>> start RECORD EXCERPTS

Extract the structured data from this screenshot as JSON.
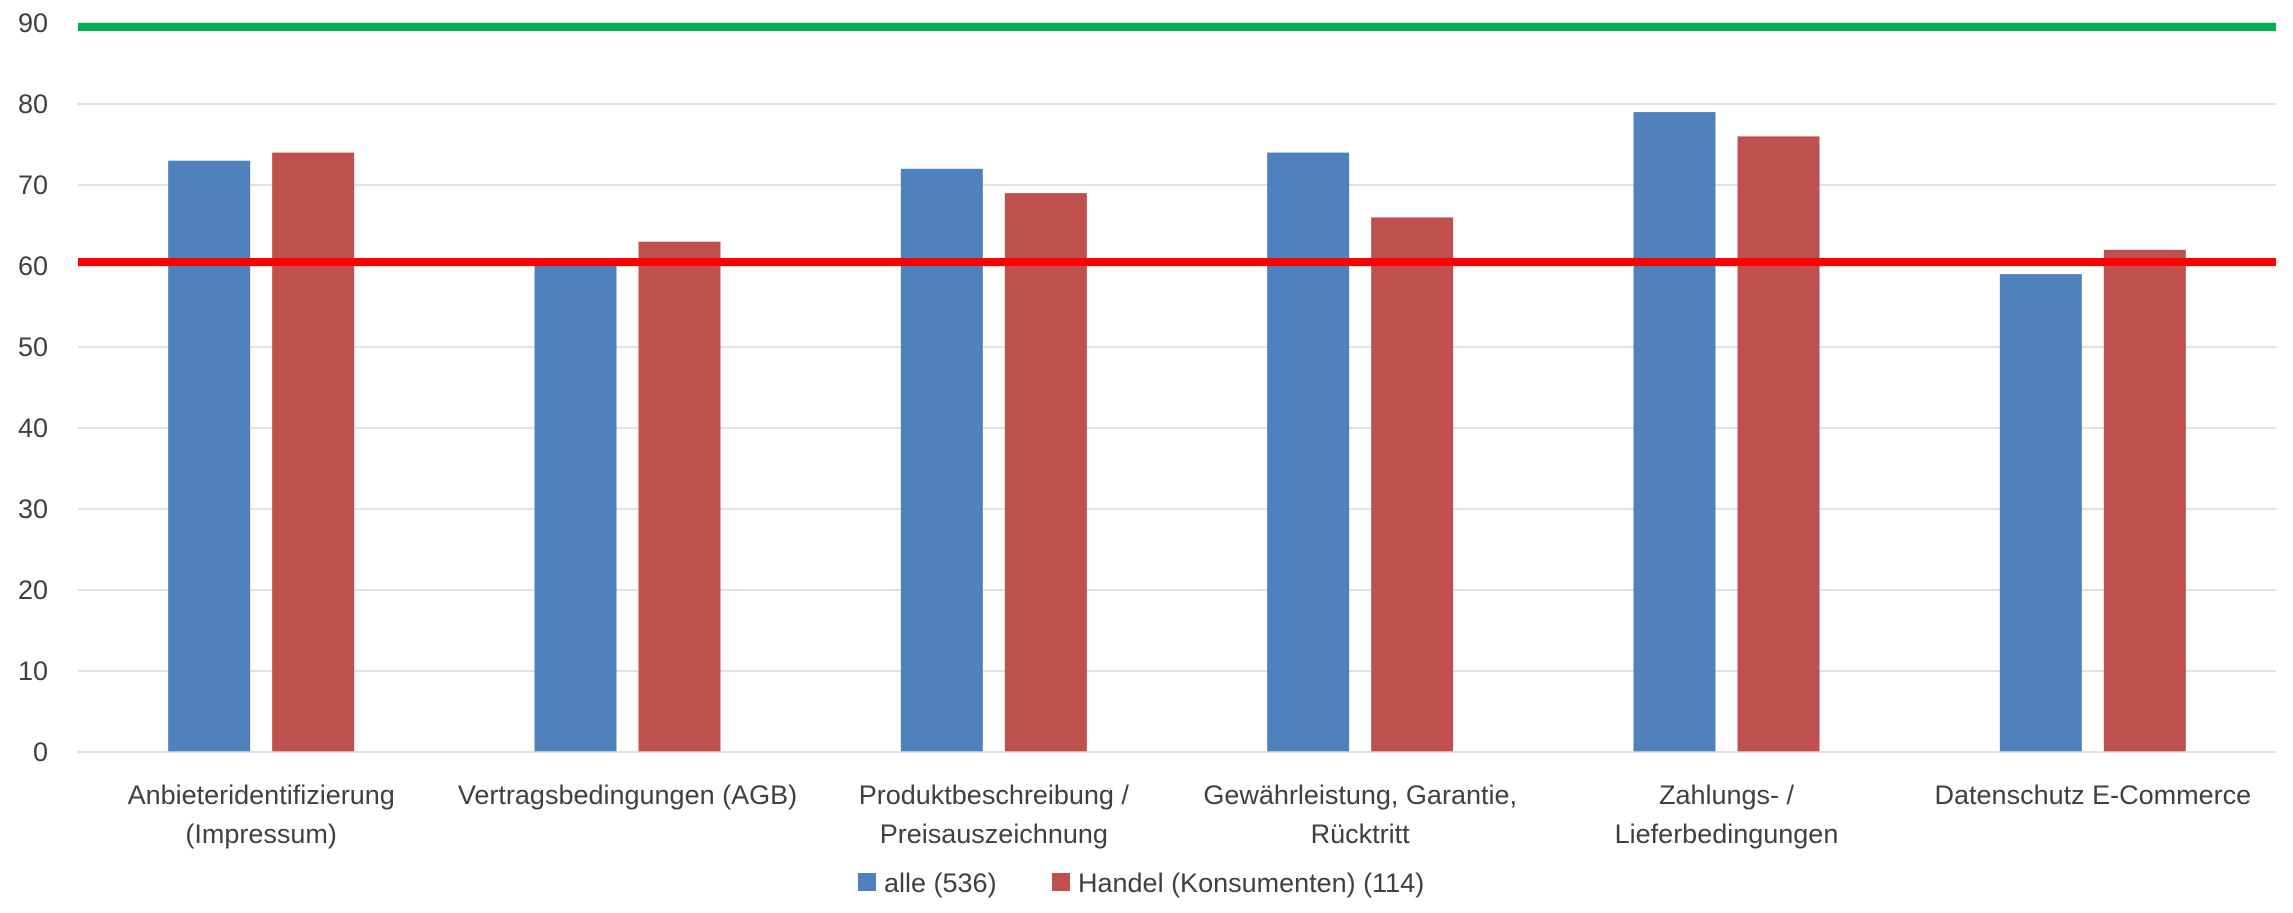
{
  "chart_data": {
    "type": "bar",
    "categories": [
      [
        "Anbieteridentifizierung",
        "(Impressum)"
      ],
      [
        "Vertragsbedingungen (AGB)"
      ],
      [
        "Produktbeschreibung /",
        "Preisauszeichnung"
      ],
      [
        "Gewährleistung, Garantie,",
        "Rücktritt"
      ],
      [
        "Zahlungs- /",
        "Lieferbedingungen"
      ],
      [
        "Datenschutz E-Commerce"
      ]
    ],
    "series": [
      {
        "name": "alle (536)",
        "values": [
          73,
          60,
          72,
          74,
          79,
          59
        ],
        "color": "#4F81BD"
      },
      {
        "name": "Handel (Konsumenten) (114)",
        "values": [
          74,
          63,
          69,
          66,
          76,
          62
        ],
        "color": "#C0504D"
      }
    ],
    "reference_lines": [
      {
        "value": 89.5,
        "color": "#00B050"
      },
      {
        "value": 60.5,
        "color": "#FF0000"
      }
    ],
    "ylim": [
      0,
      90
    ],
    "yticks": [
      0,
      10,
      20,
      30,
      40,
      50,
      60,
      70,
      80,
      90
    ],
    "grid": true,
    "legend": "bottom"
  }
}
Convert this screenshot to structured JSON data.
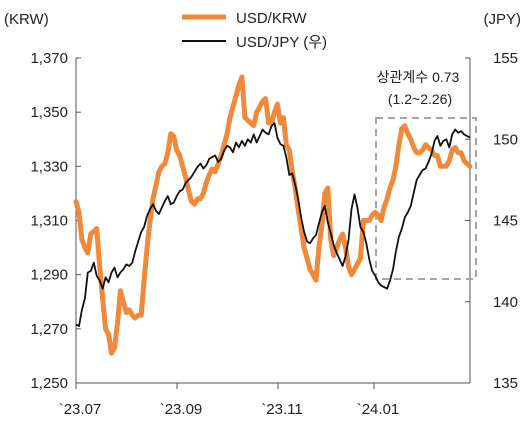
{
  "chart_data": {
    "type": "line",
    "left_axis_label": "(KRW)",
    "right_axis_label": "(JPY)",
    "left_ylim": [
      1250,
      1370
    ],
    "right_ylim": [
      135,
      155
    ],
    "left_ticks": [
      "1,370",
      "1,350",
      "1,330",
      "1,310",
      "1,290",
      "1,270",
      "1,250"
    ],
    "right_ticks": [
      "155",
      "150",
      "145",
      "140",
      "135"
    ],
    "x_tick_labels": [
      "`23.07",
      "`23.09",
      "`23.11",
      "`24.01"
    ],
    "grid": false,
    "legend_position": "top",
    "annotation": {
      "line1": "상관계수 0.73",
      "line2": "(1.2~2.26)"
    },
    "series": [
      {
        "name": "USD/KRW",
        "axis": "left",
        "color": "#f0893a",
        "values": [
          1317,
          1313,
          1303,
          1300,
          1298,
          1305,
          1306,
          1307,
          1293,
          1281,
          1270,
          1268,
          1261,
          1263,
          1272,
          1284,
          1280,
          1276,
          1277,
          1275,
          1274,
          1275,
          1275,
          1288,
          1300,
          1310,
          1318,
          1323,
          1328,
          1330,
          1331,
          1335,
          1342,
          1341,
          1336,
          1334,
          1330,
          1326,
          1321,
          1317,
          1316,
          1318,
          1318,
          1320,
          1324,
          1327,
          1329,
          1328,
          1331,
          1334,
          1338,
          1342,
          1348,
          1352,
          1356,
          1360,
          1363,
          1348,
          1347,
          1346,
          1345,
          1350,
          1352,
          1354,
          1355,
          1346,
          1346,
          1350,
          1353,
          1346,
          1348,
          1338,
          1336,
          1328,
          1322,
          1314,
          1307,
          1300,
          1296,
          1292,
          1290,
          1288,
          1300,
          1308,
          1320,
          1322,
          1303,
          1297,
          1300,
          1303,
          1305,
          1300,
          1293,
          1290,
          1292,
          1294,
          1296,
          1310,
          1310,
          1310,
          1312,
          1313,
          1312,
          1310,
          1315,
          1318,
          1322,
          1325,
          1330,
          1338,
          1344,
          1345,
          1342,
          1340,
          1337,
          1335,
          1335,
          1336,
          1338,
          1337,
          1336,
          1334,
          1334,
          1330,
          1330,
          1330,
          1332,
          1336,
          1337,
          1335,
          1335,
          1332,
          1331,
          1330
        ]
      },
      {
        "name": "USD/JPY (우)",
        "axis": "right",
        "color": "#111111",
        "values": [
          138.6,
          138.5,
          139.5,
          140.2,
          141.8,
          141.9,
          142.4,
          141.6,
          141.3,
          140.8,
          141.5,
          141.2,
          141.8,
          142.1,
          141.5,
          141.8,
          142.0,
          142.3,
          142.2,
          142.4,
          143.1,
          143.7,
          144.3,
          144.6,
          145.3,
          145.7,
          146.0,
          145.6,
          145.4,
          145.8,
          146.2,
          146.5,
          146.0,
          146.1,
          146.5,
          146.8,
          146.9,
          147.3,
          147.5,
          147.7,
          148.0,
          148.3,
          148.5,
          148.2,
          148.4,
          148.8,
          148.9,
          149.0,
          148.6,
          148.8,
          149.3,
          149.6,
          149.5,
          149.2,
          149.8,
          149.5,
          149.9,
          149.6,
          150.0,
          149.8,
          150.3,
          149.8,
          150.2,
          150.6,
          150.4,
          150.3,
          150.8,
          151.0,
          150.1,
          149.7,
          149.6,
          148.9,
          147.8,
          147.9,
          147.2,
          146.3,
          145.2,
          144.3,
          143.7,
          143.6,
          143.9,
          144.1,
          144.8,
          145.5,
          145.9,
          144.9,
          144.2,
          143.5,
          143.0,
          142.6,
          142.2,
          142.8,
          143.8,
          145.7,
          146.6,
          145.8,
          144.6,
          144.3,
          143.6,
          142.6,
          141.9,
          141.6,
          141.2,
          141.0,
          140.9,
          140.8,
          141.3,
          142.0,
          143.1,
          144.0,
          144.5,
          145.2,
          145.5,
          145.9,
          146.7,
          147.5,
          147.8,
          148.1,
          148.2,
          148.6,
          149.1,
          149.9,
          150.2,
          149.6,
          149.9,
          150.0,
          149.5,
          150.3,
          150.6,
          150.4,
          150.5,
          150.3,
          150.2,
          150.1
        ]
      }
    ]
  }
}
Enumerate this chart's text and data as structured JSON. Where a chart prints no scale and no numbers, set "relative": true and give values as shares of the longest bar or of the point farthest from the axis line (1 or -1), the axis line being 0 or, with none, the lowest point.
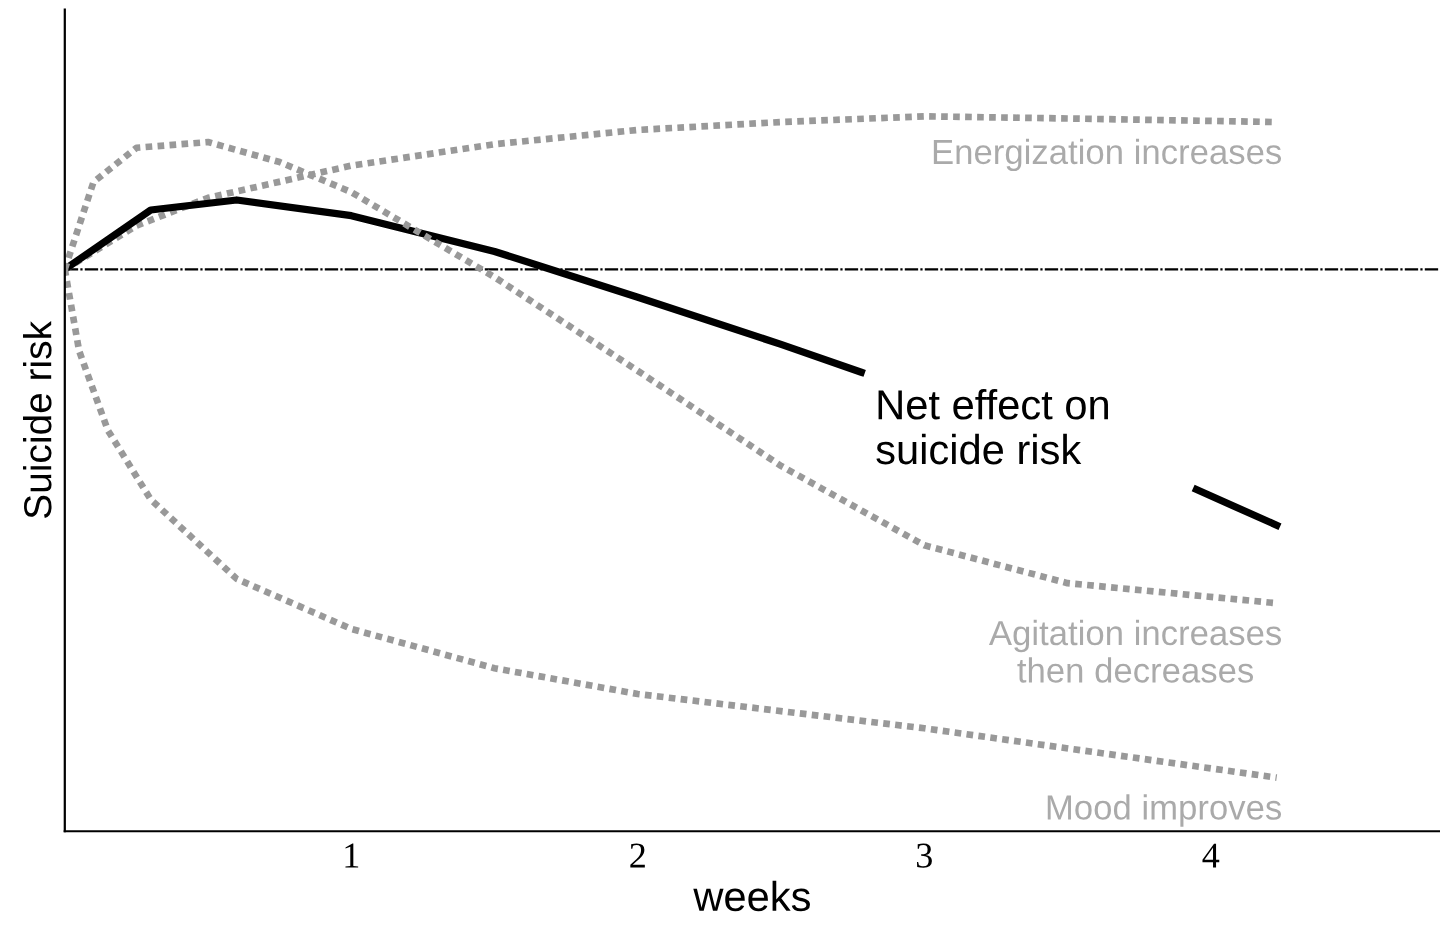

>> end RECORD EXCERPTS

YOUR INSTRUCTIONS ->
Copy every entry word for word, but omit the pictures.

ANSWER TO THIS PROBLEM ->
Extract the structured data from this screenshot as JSON.
{
  "chart_data": {
    "type": "bar",
    "categories": [
      [
        "Anbieteridentifizierung",
        "(Impressum)"
      ],
      [
        "Vertragsbedingungen (AGB)"
      ],
      [
        "Produktbeschreibung /",
        "Preisauszeichnung"
      ],
      [
        "Gewährleistung, Garantie,",
        "Rücktritt"
      ],
      [
        "Zahlungs- /",
        "Lieferbedingungen"
      ],
      [
        "Datenschutz E-Commerce"
      ]
    ],
    "series": [
      {
        "name": "alle (536)",
        "values": [
          73,
          60,
          72,
          74,
          79,
          59
        ],
        "color": "#4F81BD"
      },
      {
        "name": "Handel (Konsumenten) (114)",
        "values": [
          74,
          63,
          69,
          66,
          76,
          62
        ],
        "color": "#C0504D"
      }
    ],
    "reference_lines": [
      {
        "value": 89.5,
        "color": "#00B050"
      },
      {
        "value": 60.5,
        "color": "#FF0000"
      }
    ],
    "ylim": [
      0,
      90
    ],
    "yticks": [
      0,
      10,
      20,
      30,
      40,
      50,
      60,
      70,
      80,
      90
    ],
    "grid": true,
    "legend": "bottom"
  }
}
Convert this screenshot to structured JSON data.
{
  "chart_data": {
    "type": "line",
    "left_axis_label": "(KRW)",
    "right_axis_label": "(JPY)",
    "left_ylim": [
      1250,
      1370
    ],
    "right_ylim": [
      135,
      155
    ],
    "left_ticks": [
      "1,370",
      "1,350",
      "1,330",
      "1,310",
      "1,290",
      "1,270",
      "1,250"
    ],
    "right_ticks": [
      "155",
      "150",
      "145",
      "140",
      "135"
    ],
    "x_tick_labels": [
      "`23.07",
      "`23.09",
      "`23.11",
      "`24.01"
    ],
    "grid": false,
    "legend_position": "top",
    "annotation": {
      "line1": "상관계수 0.73",
      "line2": "(1.2~2.26)"
    },
    "series": [
      {
        "name": "USD/KRW",
        "axis": "left",
        "color": "#f0893a",
        "values": [
          1317,
          1313,
          1303,
          1300,
          1298,
          1305,
          1306,
          1307,
          1293,
          1281,
          1270,
          1268,
          1261,
          1263,
          1272,
          1284,
          1280,
          1276,
          1277,
          1275,
          1274,
          1275,
          1275,
          1288,
          1300,
          1310,
          1318,
          1323,
          1328,
          1330,
          1331,
          1335,
          1342,
          1341,
          1336,
          1334,
          1330,
          1326,
          1321,
          1317,
          1316,
          1318,
          1318,
          1320,
          1324,
          1327,
          1329,
          1328,
          1331,
          1334,
          1338,
          1342,
          1348,
          1352,
          1356,
          1360,
          1363,
          1348,
          1347,
          1346,
          1345,
          1350,
          1352,
          1354,
          1355,
          1346,
          1346,
          1350,
          1353,
          1346,
          1348,
          1338,
          1336,
          1328,
          1322,
          1314,
          1307,
          1300,
          1296,
          1292,
          1290,
          1288,
          1300,
          1308,
          1320,
          1322,
          1303,
          1297,
          1300,
          1303,
          1305,
          1300,
          1293,
          1290,
          1292,
          1294,
          1296,
          1310,
          1310,
          1310,
          1312,
          1313,
          1312,
          1310,
          1315,
          1318,
          1322,
          1325,
          1330,
          1338,
          1344,
          1345,
          1342,
          1340,
          1337,
          1335,
          1335,
          1336,
          1338,
          1337,
          1336,
          1334,
          1334,
          1330,
          1330,
          1330,
          1332,
          1336,
          1337,
          1335,
          1335,
          1332,
          1331,
          1330
        ]
      },
      {
        "name": "USD/JPY (우)",
        "axis": "right",
        "color": "#111111",
        "values": [
          138.6,
          138.5,
          139.5,
          140.2,
          141.8,
          141.9,
          142.4,
          141.6,
          141.3,
          140.8,
          141.5,
          141.2,
          141.8,
          142.1,
          141.5,
          141.8,
          142.0,
          142.3,
          142.2,
          142.4,
          143.1,
          143.7,
          144.3,
          144.6,
          145.3,
          145.7,
          146.0,
          145.6,
          145.4,
          145.8,
          146.2,
          146.5,
          146.0,
          146.1,
          146.5,
          146.8,
          146.9,
          147.3,
          147.5,
          147.7,
          148.0,
          148.3,
          148.5,
          148.2,
          148.4,
          148.8,
          148.9,
          149.0,
          148.6,
          148.8,
          149.3,
          149.6,
          149.5,
          149.2,
          149.8,
          149.5,
          149.9,
          149.6,
          150.0,
          149.8,
          150.3,
          149.8,
          150.2,
          150.6,
          150.4,
          150.3,
          150.8,
          151.0,
          150.1,
          149.7,
          149.6,
          148.9,
          147.8,
          147.9,
          147.2,
          146.3,
          145.2,
          144.3,
          143.7,
          143.6,
          143.9,
          144.1,
          144.8,
          145.5,
          145.9,
          144.9,
          144.2,
          143.5,
          143.0,
          142.6,
          142.2,
          142.8,
          143.8,
          145.7,
          146.6,
          145.8,
          144.6,
          144.3,
          143.6,
          142.6,
          141.9,
          141.6,
          141.2,
          141.0,
          140.9,
          140.8,
          141.3,
          142.0,
          143.1,
          144.0,
          144.5,
          145.2,
          145.5,
          145.9,
          146.7,
          147.5,
          147.8,
          148.1,
          148.2,
          148.6,
          149.1,
          149.9,
          150.2,
          149.6,
          149.9,
          150.0,
          149.5,
          150.3,
          150.6,
          150.4,
          150.5,
          150.3,
          150.2,
          150.1
        ]
      }
    ]
  }
}
Enumerate this chart's text and data as structured JSON. Where a chart prints no scale and no numbers, set "relative": true and give values as shares of the longest bar or of the point farthest from the axis line (1 or -1), the axis line being 0 or, with none, the lowest point.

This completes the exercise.